■ **Directions**: Identify each line containing the word "النكاح" and copy it.

(Part of a data file)
▬▬▬▬▬▬
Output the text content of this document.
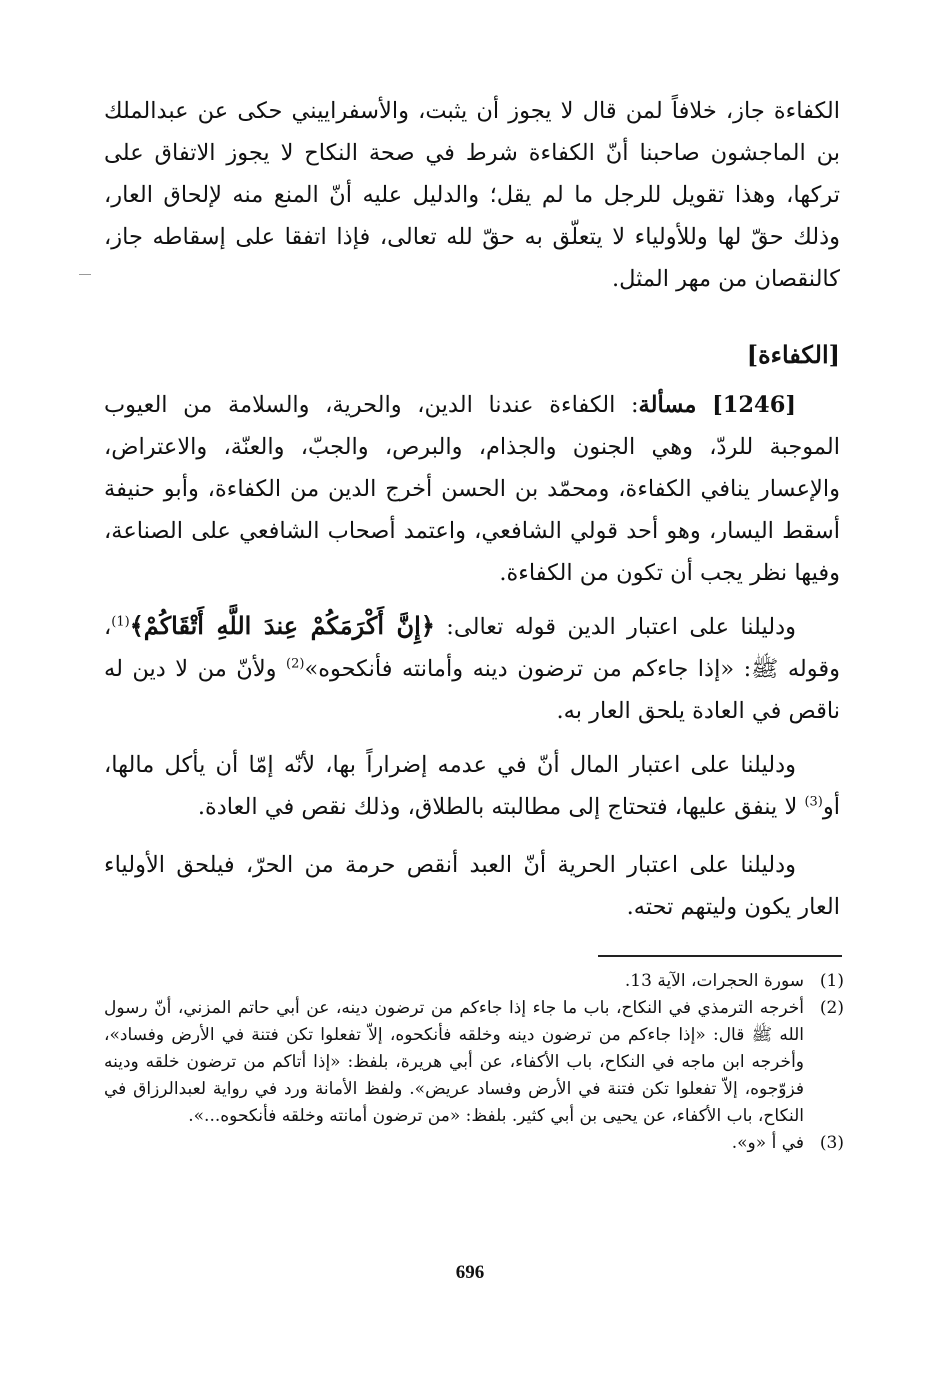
الكفاءة جاز، خلافاً لمن قال لا يجوز أن يثبت، والأسفراييني حكى عن عبدالملك بن الماجشون صاحبنا أنّ الكفاءة شرط في صحة النكاح لا يجوز الاتفاق على تركها، وهذا تقويل للرجل ما لم يقل؛ والدليل عليه أنّ المنع منه لإلحاق العار، وذلك حقّ لها وللأولياء لا يتعلّق به حقّ لله تعالى، فإذا اتفقا على إسقاطه جاز، كالنقصان من مهر المثل.

[الكفاءة]

[1246] مسألة: الكفاءة عندنا الدين، والحرية، والسلامة من العيوب الموجبة للردّ، وهي الجنون والجذام، والبرص، والجبّ، والعنّة، والاعتراض، والإعسار ينافي الكفاءة، ومحمّد بن الحسن أخرج الدين من الكفاءة، وأبو حنيفة أسقط اليسار، وهو أحد قولي الشافعي، واعتمد أصحاب الشافعي على الصناعة، وفيها نظر يجب أن تكون من الكفاءة.

ودليلنا على اعتبار الدين قوله تعالى: ﴿إِنَّ أَكْرَمَكُمْ عِندَ اللَّهِ أَتْقَاكُمْ﴾$^{(1)}$، وقوله ﷺ: «إذا جاءكم من ترضون دينه وأمانته فأنكحوه»$^{(2)}$ ولأنّ من لا دين له ناقص في العادة يلحق العار به.

ودليلنا على اعتبار المال أنّ في عدمه إضراراً بها، لأنّه إمّا أن يأكل مالها، أو$^{(3)}$ لا ينفق عليها، فتحتاج إلى مطالبته بالطلاق، وذلك نقص في العادة.

ودليلنا على اعتبار الحرية أنّ العبد أنقص حرمة من الحرّ، فيلحق الأولياء العار يكون وليتهم تحته.

(1)
سورة الحجرات، الآية 13.
(2)
أخرجه الترمذي في النكاح، باب ما جاء إذا جاءكم من ترضون دينه، عن أبي حاتم المزني، أنّ رسول الله ﷺ قال: «إذا جاءكم من ترضون دينه وخلقه فأنكحوه، إلاّ تفعلوا تكن فتنة في الأرض وفساد»، وأخرجه ابن ماجه في النكاح، باب الأكفاء، عن أبي هريرة، بلفظ: «إذا أتاكم من ترضون خلقه ودينه فزوّجوه، إلاّ تفعلوا تكن فتنة في الأرض وفساد عريض». ولفظ الأمانة ورد في رواية لعبدالرزاق في النكاح، باب الأكفاء، عن يحيى بن أبي كثير. بلفظ: «من ترضون أمانته وخلقه فأنكحوه...».
(3)
في أ «و».
696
▬▬▬▬▬▬
■ **Exercise output**:
الكفاءة جاز، خلافاً لمن قال لا يجوز أن يثبت، والأسفراييني حكى عن عبدالملك بن الماجشون صاحبنا أنّ الكفاءة شرط في صحة النكاح لا يجوز الاتفاق على تركها، وهذا تقويل للرجل ما لم يقل؛ والدليل عليه أنّ المنع منه لإلحاق العار، وذلك حقّ لها وللأولياء لا يتعلّق به حقّ لله تعالى، فإذا اتفقا على إسقاطه جاز، كالنقصان من مهر المثل.
أخرجه الترمذي في النكاح، باب ما جاء إذا جاءكم من ترضون دينه، عن أبي حاتم المزني، أنّ رسول الله ﷺ قال: «إذا جاءكم من ترضون دينه وخلقه فأنكحوه، إلاّ تفعلوا تكن فتنة في الأرض وفساد»، وأخرجه ابن ماجه في النكاح، باب الأكفاء، عن أبي هريرة، بلفظ: «إذا أتاكم من ترضون خلقه ودينه فزوّجوه، إلاّ تفعلوا تكن فتنة في الأرض وفساد عريض». ولفظ الأمانة ورد في رواية لعبدالرزاق في النكاح، باب الأكفاء، عن يحيى بن أبي كثير. بلفظ: «من ترضون أمانته وخلقه فأنكحوه...».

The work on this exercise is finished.